═══ Data supplied ═══
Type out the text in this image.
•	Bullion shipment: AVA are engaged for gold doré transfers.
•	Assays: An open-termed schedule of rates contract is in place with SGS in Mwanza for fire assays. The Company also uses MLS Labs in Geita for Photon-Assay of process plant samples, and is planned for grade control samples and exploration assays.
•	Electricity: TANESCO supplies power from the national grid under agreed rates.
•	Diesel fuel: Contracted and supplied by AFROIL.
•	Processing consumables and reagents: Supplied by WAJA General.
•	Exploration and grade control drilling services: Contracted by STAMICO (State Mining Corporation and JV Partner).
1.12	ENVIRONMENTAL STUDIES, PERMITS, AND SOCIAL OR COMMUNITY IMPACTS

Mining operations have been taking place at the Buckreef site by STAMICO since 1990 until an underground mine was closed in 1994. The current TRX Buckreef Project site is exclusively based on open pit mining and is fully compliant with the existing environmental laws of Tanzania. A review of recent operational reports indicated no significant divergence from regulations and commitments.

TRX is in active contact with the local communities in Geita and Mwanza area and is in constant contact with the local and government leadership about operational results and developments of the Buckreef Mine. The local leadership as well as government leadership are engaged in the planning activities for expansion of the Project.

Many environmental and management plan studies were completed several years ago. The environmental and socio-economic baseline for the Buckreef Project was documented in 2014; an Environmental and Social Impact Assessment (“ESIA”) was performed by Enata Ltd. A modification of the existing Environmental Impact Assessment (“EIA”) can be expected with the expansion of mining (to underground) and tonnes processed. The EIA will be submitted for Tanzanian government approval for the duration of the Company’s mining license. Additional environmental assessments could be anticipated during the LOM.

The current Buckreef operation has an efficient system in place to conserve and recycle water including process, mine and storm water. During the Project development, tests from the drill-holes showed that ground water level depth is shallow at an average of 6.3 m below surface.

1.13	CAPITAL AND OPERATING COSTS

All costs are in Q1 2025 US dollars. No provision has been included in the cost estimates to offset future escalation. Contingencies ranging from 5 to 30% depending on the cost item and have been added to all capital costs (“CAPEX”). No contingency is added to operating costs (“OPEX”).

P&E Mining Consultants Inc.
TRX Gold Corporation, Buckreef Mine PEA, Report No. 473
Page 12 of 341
═══
═══ Data supplied ═══
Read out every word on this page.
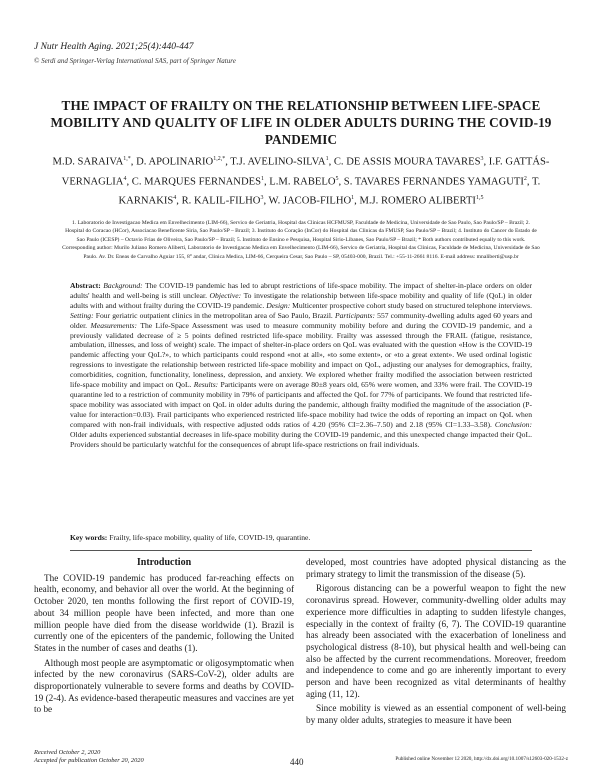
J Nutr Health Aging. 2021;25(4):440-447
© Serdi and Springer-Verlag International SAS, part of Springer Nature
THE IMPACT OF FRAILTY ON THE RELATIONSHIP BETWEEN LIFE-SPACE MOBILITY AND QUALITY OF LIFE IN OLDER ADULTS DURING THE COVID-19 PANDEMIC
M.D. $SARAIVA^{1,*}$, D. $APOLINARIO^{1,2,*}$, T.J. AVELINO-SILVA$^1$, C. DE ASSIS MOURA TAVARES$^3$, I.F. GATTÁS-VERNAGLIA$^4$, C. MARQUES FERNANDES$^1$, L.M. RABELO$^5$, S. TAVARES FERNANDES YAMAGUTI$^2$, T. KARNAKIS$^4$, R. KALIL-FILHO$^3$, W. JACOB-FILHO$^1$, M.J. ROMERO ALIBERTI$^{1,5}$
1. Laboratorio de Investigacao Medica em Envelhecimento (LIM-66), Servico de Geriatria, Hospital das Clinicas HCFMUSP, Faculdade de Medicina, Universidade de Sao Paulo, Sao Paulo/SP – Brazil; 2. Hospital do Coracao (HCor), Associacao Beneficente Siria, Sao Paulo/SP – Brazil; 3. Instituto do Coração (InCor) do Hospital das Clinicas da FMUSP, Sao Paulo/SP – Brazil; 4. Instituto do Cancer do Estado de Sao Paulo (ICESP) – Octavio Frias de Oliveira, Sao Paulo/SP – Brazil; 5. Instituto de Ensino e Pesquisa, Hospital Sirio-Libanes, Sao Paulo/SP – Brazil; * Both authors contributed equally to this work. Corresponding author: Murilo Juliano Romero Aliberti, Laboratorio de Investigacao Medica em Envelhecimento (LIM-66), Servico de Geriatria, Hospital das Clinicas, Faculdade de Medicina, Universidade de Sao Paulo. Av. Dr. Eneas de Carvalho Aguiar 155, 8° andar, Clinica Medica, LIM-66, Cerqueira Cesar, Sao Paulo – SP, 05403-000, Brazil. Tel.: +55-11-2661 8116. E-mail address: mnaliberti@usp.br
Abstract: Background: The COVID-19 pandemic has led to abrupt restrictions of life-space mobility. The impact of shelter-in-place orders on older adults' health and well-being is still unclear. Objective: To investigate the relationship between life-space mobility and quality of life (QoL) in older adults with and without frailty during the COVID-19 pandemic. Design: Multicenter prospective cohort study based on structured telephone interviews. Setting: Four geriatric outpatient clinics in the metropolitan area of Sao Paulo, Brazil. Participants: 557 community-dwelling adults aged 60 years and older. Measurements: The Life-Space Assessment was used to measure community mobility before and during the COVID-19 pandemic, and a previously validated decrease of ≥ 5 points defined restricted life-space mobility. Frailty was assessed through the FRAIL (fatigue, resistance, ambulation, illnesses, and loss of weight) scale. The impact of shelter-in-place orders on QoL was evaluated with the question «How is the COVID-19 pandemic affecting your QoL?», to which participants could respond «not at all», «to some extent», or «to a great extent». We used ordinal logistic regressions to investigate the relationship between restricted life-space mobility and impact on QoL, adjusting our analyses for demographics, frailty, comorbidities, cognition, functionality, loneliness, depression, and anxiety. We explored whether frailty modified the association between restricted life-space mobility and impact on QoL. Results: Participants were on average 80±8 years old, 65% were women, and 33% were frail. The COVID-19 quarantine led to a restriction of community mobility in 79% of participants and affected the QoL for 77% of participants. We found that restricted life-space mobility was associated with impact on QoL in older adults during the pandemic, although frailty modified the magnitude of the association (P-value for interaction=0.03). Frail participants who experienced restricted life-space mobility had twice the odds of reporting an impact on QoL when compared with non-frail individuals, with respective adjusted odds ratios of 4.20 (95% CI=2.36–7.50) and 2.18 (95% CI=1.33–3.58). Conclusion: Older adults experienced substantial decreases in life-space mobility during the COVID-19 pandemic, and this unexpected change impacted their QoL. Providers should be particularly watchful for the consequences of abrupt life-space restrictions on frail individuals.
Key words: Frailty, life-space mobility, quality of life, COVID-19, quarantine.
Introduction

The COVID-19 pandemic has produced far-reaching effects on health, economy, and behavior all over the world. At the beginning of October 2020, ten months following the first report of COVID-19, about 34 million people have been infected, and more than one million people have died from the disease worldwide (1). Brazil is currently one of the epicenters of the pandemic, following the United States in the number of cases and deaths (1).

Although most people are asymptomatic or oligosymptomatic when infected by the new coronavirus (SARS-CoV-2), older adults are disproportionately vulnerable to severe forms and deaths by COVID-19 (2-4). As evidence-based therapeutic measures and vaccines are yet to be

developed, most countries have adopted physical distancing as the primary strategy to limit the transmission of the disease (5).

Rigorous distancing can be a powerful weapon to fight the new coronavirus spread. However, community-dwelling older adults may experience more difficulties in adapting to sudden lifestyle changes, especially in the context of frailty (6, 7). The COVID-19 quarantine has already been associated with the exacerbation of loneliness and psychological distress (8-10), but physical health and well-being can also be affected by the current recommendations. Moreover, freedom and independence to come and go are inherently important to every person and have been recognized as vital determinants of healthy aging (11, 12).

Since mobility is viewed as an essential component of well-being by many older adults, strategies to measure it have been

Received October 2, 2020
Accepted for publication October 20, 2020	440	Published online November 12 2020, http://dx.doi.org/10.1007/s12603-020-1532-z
═══
About this exercise
After reading the records above, give the number of lines that include "engaged", and add nothing else.

Your response
2